◆ **RAW RECORDS**:
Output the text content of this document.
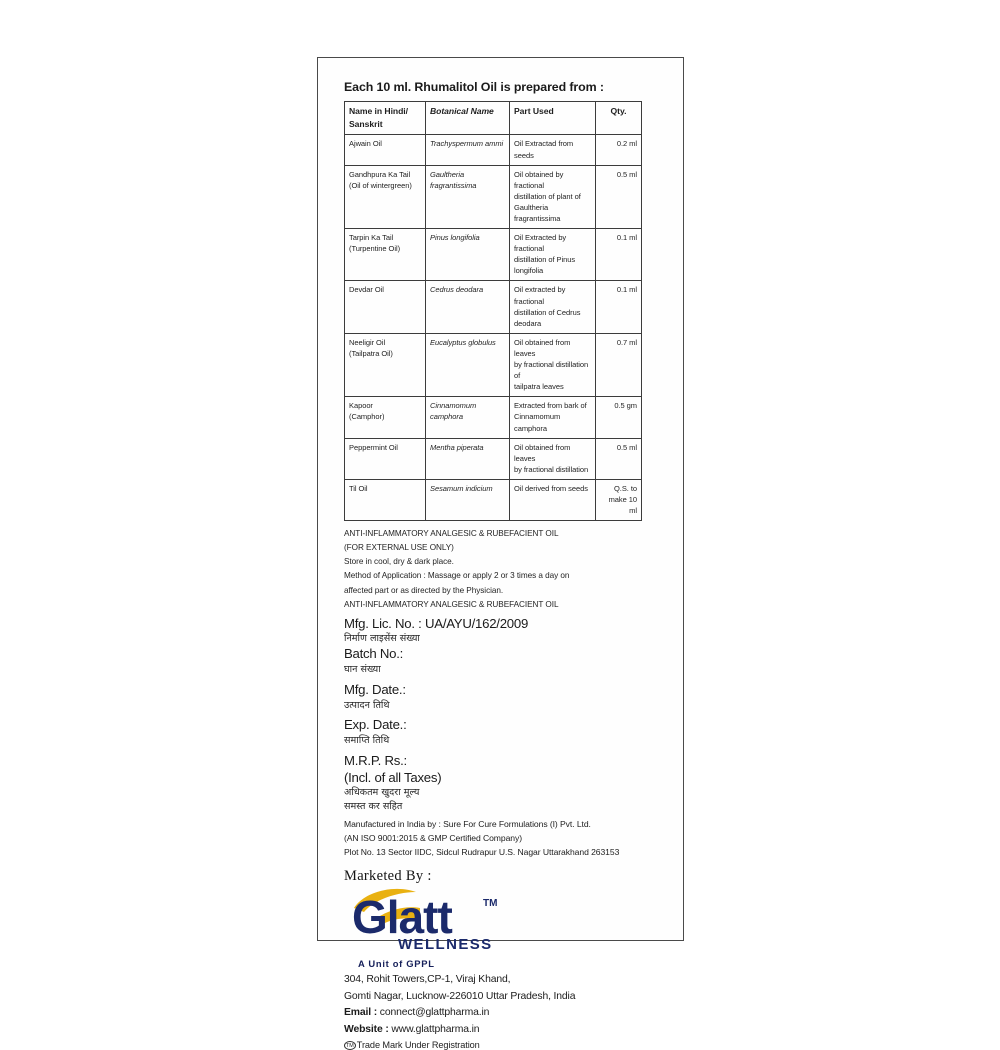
Each 10 ml. Rhumalitol Oil is prepared from :
Name in Hindi/
Sanskrit	Botanical Name	Part Used	Qty.

Ajwain Oil	Trachyspermum ammi	Oil Extractad from seeds	0.2 ml

Gandhpura Ka Tail
(Oil of wintergreen)	Gaultheria
fragrantissima	Oil obtained by fractional
distillation of plant of
Gaultheria fragrantissima	0.5 ml

Tarpin Ka Tail
(Turpentine Oil)	Pinus longifolia	Oil Extracted by fractional
distillation of Pinus
longifolia	0.1 ml

Devdar Oil	Cedrus deodara	Oil extracted by fractional
distillation of Cedrus
deodara	0.1 ml

Neeligir Oil
(Tailpatra Oil)	Eucalyptus globulus	Oil obtained from leaves
by fractional distillation of
tailpatra leaves	0.7 ml

Kapoor
(Camphor)	Cinnamomum camphora	Extracted from bark of
Cinnamomum camphora	0.5 gm

Peppermint Oil	Mentha piperata	Oil obtained from leaves
by fractional distillation	0.5 ml

Til Oil	Sesamum indicium	Oil derived from seeds	Q.S. to
make 10 ml
ANTI-INFLAMMATORY ANALGESIC & RUBEFACIENT OIL
(FOR EXTERNAL USE ONLY)
Store in cool, dry & dark place.
Method of Application : Massage or apply 2 or 3 times a day on
affected part or as directed by the Physician.
ANTI-INFLAMMATORY ANALGESIC & RUBEFACIENT OIL
Mfg. Lic. No. : UA/AYU/162/2009
निर्माण लाइसेंस संख्या
Batch No.:
घान संख्या
Mfg. Date.:
उत्पादन तिथि
Exp. Date.:
समाप्ति तिथि
M.R.P. Rs.:
(Incl. of all Taxes)
अधिकतम खुदरा मूल्य
समस्त कर सहित
Manufactured in India by : Sure For Cure Formulations (I) Pvt. Ltd.
(AN ISO 9001:2015 & GMP Certified Company)
Plot No. 13 Sector IIDC, Sidcul Rudrapur U.S. Nagar Uttarakhand 263153
Marketed By :
Glatt	TM
WELLNESS
A Unit of GPPL
304, Rohit Towers,CP-1, Viraj Khand,
Gomti Nagar, Lucknow-226010 Uttar Pradesh, India
Email : connect@glattpharma.in
Website : www.glattpharma.in
TM Trade Mark Under Registration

◆ **TASK OBJECTIVE**:
Nothing but the pictures may be dropped; output the records above exactly.

◆ **EXERCISE ANSWER**:
Output the text content of this document.
Each 10 ml. Rhumalitol Oil is prepared from :
Name in Hindi/
Sanskrit	Botanical Name	Part Used	Qty.

Ajwain Oil	Trachyspermum ammi	Oil Extractad from seeds	0.2 ml

Gandhpura Ka Tail
(Oil of wintergreen)	Gaultheria
fragrantissima	Oil obtained by fractional
distillation of plant of
Gaultheria fragrantissima	0.5 ml

Tarpin Ka Tail
(Turpentine Oil)	Pinus longifolia	Oil Extracted by fractional
distillation of Pinus
longifolia	0.1 ml

Devdar Oil	Cedrus deodara	Oil extracted by fractional
distillation of Cedrus
deodara	0.1 ml

Neeligir Oil
(Tailpatra Oil)	Eucalyptus globulus	Oil obtained from leaves
by fractional distillation of
tailpatra leaves	0.7 ml

Kapoor
(Camphor)	Cinnamomum camphora	Extracted from bark of
Cinnamomum camphora	0.5 gm

Peppermint Oil	Mentha piperata	Oil obtained from leaves
by fractional distillation	0.5 ml

Til Oil	Sesamum indicium	Oil derived from seeds	Q.S. to
make 10 ml
ANTI-INFLAMMATORY ANALGESIC & RUBEFACIENT OIL
(FOR EXTERNAL USE ONLY)
Store in cool, dry & dark place.
Method of Application : Massage or apply 2 or 3 times a day on
affected part or as directed by the Physician.
ANTI-INFLAMMATORY ANALGESIC & RUBEFACIENT OIL
Mfg. Lic. No. : UA/AYU/162/2009
निर्माण लाइसेंस संख्या
Batch No.:
घान संख्या
Mfg. Date.:
उत्पादन तिथि
Exp. Date.:
समाप्ति तिथि
M.R.P. Rs.:
(Incl. of all Taxes)
अधिकतम खुदरा मूल्य
समस्त कर सहित
Manufactured in India by : Sure For Cure Formulations (I) Pvt. Ltd.
(AN ISO 9001:2015 & GMP Certified Company)
Plot No. 13 Sector IIDC, Sidcul Rudrapur U.S. Nagar Uttarakhand 263153
Marketed By :
Glatt	TM
WELLNESS
A Unit of GPPL
304, Rohit Towers,CP-1, Viraj Khand,
Gomti Nagar, Lucknow-226010 Uttar Pradesh, India
Email : connect@glattpharma.in
Website : www.glattpharma.in
TM Trade Mark Under Registration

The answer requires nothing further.